Provided entries -

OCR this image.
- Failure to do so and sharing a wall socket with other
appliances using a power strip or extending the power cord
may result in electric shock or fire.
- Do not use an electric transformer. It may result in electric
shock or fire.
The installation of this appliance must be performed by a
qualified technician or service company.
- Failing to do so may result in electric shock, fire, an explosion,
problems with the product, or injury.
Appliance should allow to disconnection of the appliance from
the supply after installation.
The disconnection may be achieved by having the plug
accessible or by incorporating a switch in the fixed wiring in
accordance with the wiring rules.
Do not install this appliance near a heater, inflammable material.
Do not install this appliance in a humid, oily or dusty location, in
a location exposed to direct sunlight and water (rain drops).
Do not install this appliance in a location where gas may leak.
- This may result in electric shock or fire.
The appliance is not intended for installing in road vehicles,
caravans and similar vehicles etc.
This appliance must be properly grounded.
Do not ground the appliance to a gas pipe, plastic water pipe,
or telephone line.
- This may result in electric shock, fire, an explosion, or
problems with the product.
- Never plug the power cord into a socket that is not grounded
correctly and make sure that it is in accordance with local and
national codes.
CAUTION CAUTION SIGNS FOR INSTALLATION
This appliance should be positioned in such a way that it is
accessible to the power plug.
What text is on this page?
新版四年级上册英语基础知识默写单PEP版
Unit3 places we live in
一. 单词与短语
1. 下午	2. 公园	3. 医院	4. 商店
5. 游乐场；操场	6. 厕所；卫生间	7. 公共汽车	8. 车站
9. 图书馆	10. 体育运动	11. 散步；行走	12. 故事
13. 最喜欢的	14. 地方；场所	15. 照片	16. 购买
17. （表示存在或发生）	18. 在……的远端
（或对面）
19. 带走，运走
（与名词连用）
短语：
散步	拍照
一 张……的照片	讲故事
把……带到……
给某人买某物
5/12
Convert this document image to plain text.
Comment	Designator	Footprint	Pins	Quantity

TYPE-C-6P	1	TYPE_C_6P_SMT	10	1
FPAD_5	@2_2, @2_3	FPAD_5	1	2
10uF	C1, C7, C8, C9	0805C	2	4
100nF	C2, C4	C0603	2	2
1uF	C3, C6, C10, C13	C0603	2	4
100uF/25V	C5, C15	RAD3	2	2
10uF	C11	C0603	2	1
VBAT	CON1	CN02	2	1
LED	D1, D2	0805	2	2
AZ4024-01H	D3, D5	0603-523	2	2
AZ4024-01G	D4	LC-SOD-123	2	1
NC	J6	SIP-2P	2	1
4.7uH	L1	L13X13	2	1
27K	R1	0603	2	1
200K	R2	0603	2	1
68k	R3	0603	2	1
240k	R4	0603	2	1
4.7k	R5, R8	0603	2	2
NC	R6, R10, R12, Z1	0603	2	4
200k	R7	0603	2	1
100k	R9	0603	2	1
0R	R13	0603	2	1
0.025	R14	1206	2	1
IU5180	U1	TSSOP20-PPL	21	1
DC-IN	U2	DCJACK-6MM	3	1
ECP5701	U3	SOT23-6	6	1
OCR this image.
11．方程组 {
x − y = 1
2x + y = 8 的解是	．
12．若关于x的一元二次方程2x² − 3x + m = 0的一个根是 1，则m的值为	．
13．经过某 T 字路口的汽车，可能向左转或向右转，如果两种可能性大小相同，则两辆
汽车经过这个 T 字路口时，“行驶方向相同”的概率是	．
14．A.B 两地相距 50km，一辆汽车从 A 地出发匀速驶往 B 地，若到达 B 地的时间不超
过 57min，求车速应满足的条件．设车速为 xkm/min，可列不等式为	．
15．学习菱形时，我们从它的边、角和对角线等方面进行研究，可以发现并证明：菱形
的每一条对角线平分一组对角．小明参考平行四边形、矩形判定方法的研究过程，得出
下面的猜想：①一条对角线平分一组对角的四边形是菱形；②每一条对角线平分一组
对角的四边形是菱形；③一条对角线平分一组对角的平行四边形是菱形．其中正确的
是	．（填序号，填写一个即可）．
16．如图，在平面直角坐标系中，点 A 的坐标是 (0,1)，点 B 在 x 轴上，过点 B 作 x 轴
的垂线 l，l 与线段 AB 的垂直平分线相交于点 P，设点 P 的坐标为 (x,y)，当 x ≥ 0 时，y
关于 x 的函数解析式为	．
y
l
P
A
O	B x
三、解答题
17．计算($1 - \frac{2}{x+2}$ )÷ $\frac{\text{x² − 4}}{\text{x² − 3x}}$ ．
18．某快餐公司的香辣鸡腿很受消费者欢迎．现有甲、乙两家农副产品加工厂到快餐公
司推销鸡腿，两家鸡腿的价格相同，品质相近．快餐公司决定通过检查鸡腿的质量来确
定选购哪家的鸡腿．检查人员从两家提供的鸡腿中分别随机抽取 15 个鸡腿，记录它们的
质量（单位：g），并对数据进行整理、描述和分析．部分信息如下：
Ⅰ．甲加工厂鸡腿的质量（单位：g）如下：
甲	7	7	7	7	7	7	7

Exercise details -
Report only a number: how many lines in the material above contain the string "accordance".

Expected answer -
2